## WORK TO DO
Locate the word "ceremony" in the data below, then copy every line that holds it.

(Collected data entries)
○ ○ ○ ○ ○ ○ ○

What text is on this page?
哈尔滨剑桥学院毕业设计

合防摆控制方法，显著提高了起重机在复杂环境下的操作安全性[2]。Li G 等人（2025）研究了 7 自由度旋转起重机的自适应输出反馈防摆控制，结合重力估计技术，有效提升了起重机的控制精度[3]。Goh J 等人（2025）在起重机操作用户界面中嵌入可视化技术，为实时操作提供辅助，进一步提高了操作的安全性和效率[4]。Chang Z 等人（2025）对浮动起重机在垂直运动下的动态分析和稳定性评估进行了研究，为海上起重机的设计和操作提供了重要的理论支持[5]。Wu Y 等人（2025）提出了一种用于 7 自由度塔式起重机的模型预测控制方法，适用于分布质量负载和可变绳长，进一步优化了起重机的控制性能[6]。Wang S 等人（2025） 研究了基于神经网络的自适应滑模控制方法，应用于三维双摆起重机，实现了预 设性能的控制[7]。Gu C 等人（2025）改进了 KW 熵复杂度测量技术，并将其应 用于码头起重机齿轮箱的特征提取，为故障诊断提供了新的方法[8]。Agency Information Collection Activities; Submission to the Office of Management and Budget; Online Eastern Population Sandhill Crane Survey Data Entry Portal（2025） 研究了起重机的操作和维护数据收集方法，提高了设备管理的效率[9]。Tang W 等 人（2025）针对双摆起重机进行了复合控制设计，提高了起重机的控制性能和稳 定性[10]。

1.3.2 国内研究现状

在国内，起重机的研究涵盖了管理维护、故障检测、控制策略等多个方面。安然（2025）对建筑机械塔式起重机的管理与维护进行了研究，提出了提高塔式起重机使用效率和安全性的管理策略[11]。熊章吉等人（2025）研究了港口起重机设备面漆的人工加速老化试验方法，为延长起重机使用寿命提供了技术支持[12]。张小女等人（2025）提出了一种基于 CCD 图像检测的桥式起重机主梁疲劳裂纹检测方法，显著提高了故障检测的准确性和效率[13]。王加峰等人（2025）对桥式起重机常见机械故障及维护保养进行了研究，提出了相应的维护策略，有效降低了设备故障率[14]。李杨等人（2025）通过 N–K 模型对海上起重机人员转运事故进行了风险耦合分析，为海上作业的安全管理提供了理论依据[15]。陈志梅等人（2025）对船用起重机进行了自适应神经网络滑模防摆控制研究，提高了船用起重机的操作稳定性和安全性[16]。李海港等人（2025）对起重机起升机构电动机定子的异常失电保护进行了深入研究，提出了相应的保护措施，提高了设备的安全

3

○ ○ ○ ○ ○ ○ ○

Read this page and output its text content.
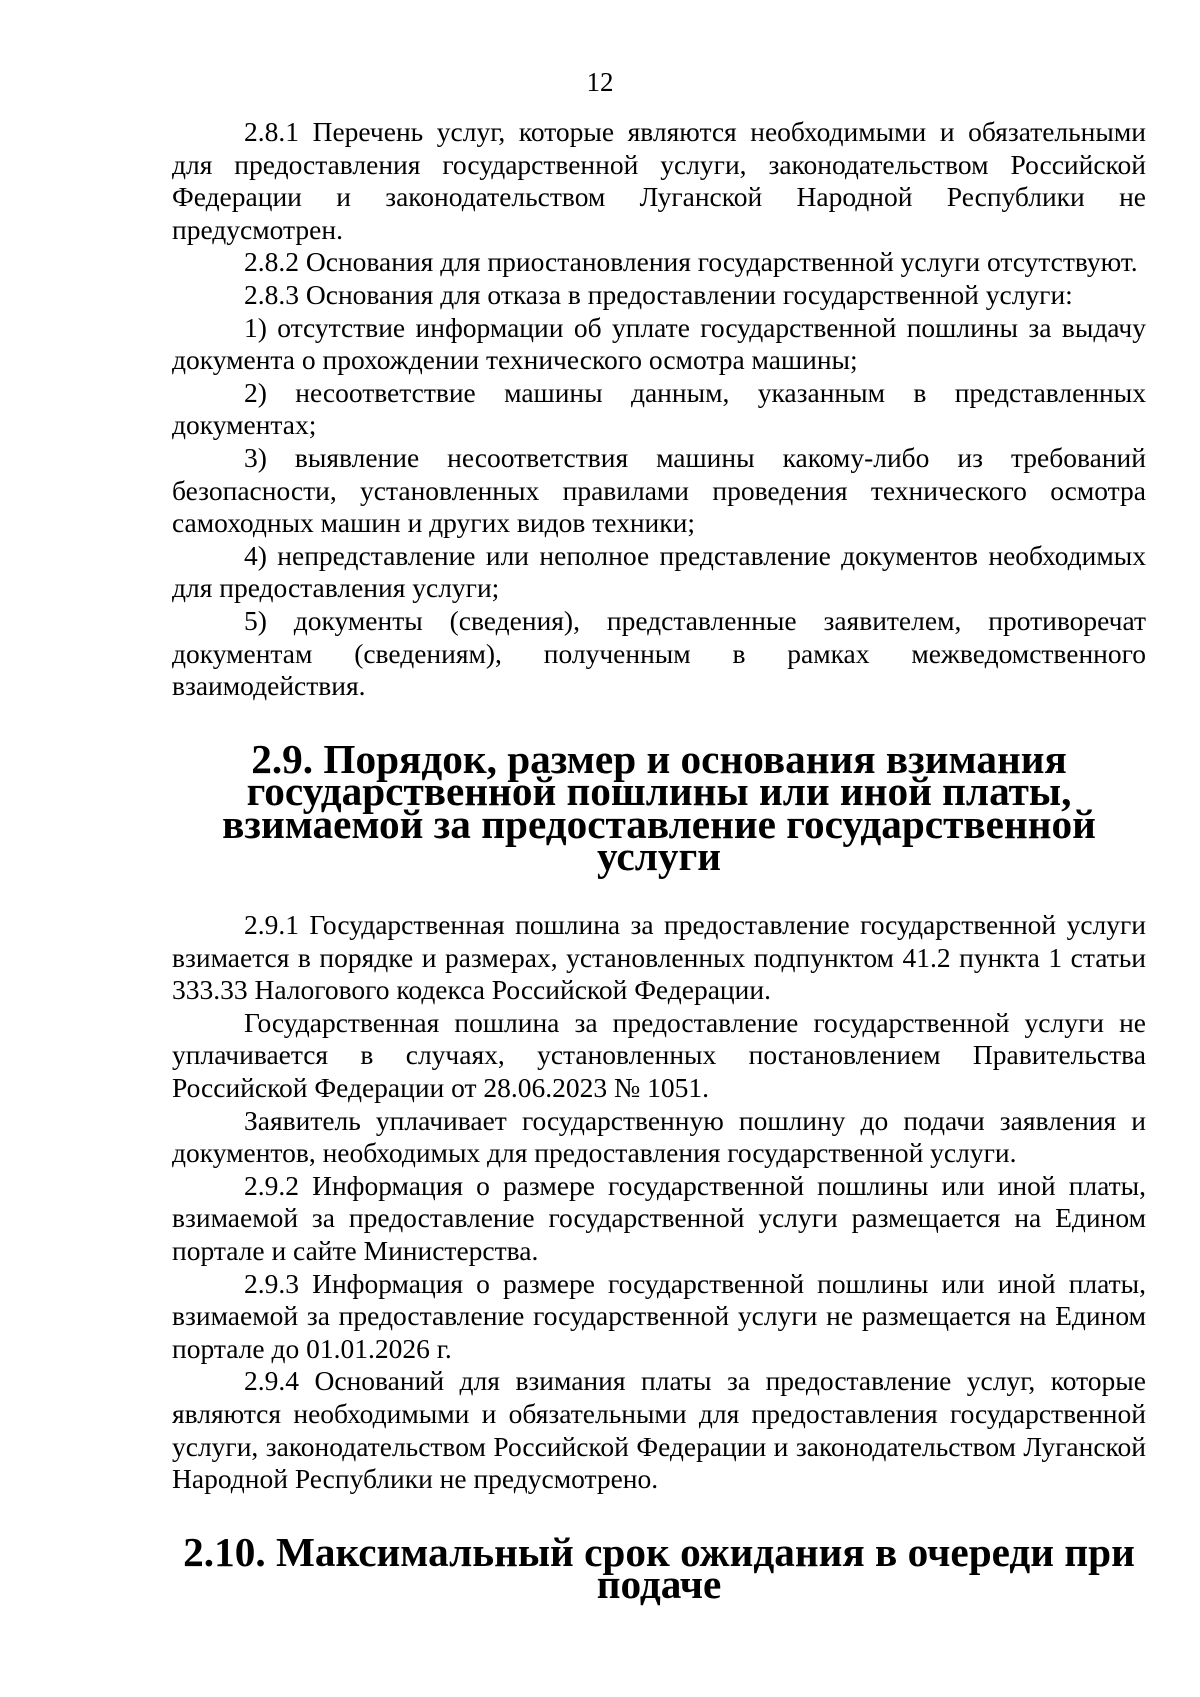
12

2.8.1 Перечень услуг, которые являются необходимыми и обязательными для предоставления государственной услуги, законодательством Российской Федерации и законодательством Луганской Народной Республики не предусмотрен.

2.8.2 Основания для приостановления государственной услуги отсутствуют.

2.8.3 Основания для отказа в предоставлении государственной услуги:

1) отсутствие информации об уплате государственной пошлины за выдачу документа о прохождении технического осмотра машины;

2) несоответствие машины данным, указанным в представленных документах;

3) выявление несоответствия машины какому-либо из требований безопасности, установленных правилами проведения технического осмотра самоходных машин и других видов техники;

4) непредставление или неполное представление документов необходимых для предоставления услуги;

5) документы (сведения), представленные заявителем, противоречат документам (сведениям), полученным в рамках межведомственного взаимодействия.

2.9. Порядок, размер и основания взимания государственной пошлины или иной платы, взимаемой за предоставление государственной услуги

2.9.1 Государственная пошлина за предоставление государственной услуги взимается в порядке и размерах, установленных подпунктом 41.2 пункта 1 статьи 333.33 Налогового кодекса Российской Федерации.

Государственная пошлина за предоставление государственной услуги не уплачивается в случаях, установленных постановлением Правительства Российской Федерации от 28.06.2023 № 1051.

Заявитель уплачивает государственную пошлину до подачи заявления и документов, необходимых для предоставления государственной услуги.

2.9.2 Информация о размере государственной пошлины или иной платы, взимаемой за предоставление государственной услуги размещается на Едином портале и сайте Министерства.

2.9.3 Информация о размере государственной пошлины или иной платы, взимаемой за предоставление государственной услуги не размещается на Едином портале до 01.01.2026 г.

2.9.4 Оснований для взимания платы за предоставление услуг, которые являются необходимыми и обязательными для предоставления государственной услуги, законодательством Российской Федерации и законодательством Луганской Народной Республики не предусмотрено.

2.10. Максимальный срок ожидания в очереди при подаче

○ ○ ○ ○ ○ ○ ○

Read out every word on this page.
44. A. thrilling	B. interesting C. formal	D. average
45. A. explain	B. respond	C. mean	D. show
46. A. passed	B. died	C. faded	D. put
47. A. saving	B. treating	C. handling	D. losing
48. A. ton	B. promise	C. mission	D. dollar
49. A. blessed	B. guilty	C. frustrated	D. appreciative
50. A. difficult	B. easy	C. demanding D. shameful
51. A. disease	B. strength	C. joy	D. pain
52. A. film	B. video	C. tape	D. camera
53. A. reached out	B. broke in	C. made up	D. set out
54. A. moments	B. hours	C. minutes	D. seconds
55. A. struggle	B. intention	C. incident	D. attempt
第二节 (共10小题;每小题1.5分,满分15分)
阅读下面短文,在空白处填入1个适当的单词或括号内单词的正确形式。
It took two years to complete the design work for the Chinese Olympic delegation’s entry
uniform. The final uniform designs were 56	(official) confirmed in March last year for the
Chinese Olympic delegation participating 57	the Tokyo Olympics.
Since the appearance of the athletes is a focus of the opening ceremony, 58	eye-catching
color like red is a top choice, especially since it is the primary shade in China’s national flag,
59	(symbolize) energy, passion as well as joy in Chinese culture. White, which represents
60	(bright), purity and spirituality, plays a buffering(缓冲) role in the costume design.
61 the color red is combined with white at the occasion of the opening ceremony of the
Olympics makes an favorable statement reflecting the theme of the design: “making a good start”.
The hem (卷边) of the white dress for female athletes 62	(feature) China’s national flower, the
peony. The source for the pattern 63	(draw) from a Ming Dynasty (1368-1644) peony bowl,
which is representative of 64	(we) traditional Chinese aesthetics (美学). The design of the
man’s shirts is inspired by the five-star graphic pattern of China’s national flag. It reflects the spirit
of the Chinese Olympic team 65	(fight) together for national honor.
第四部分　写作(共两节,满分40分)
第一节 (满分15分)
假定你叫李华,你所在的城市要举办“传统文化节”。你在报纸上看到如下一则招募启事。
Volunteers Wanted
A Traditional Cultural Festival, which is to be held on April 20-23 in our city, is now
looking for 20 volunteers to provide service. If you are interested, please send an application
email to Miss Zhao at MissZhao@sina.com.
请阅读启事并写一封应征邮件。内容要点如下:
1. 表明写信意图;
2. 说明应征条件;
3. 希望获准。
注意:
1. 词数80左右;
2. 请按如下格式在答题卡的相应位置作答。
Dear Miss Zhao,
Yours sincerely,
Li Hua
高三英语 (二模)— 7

○ ○ ○ ○ ○ ○ ○

## RESULT FOR THIS EXERCISE
Since the appearance of the athletes is a focus of the opening ceremony, 58	eye-catching
61 the color red is combined with white at the occasion of the opening ceremony of the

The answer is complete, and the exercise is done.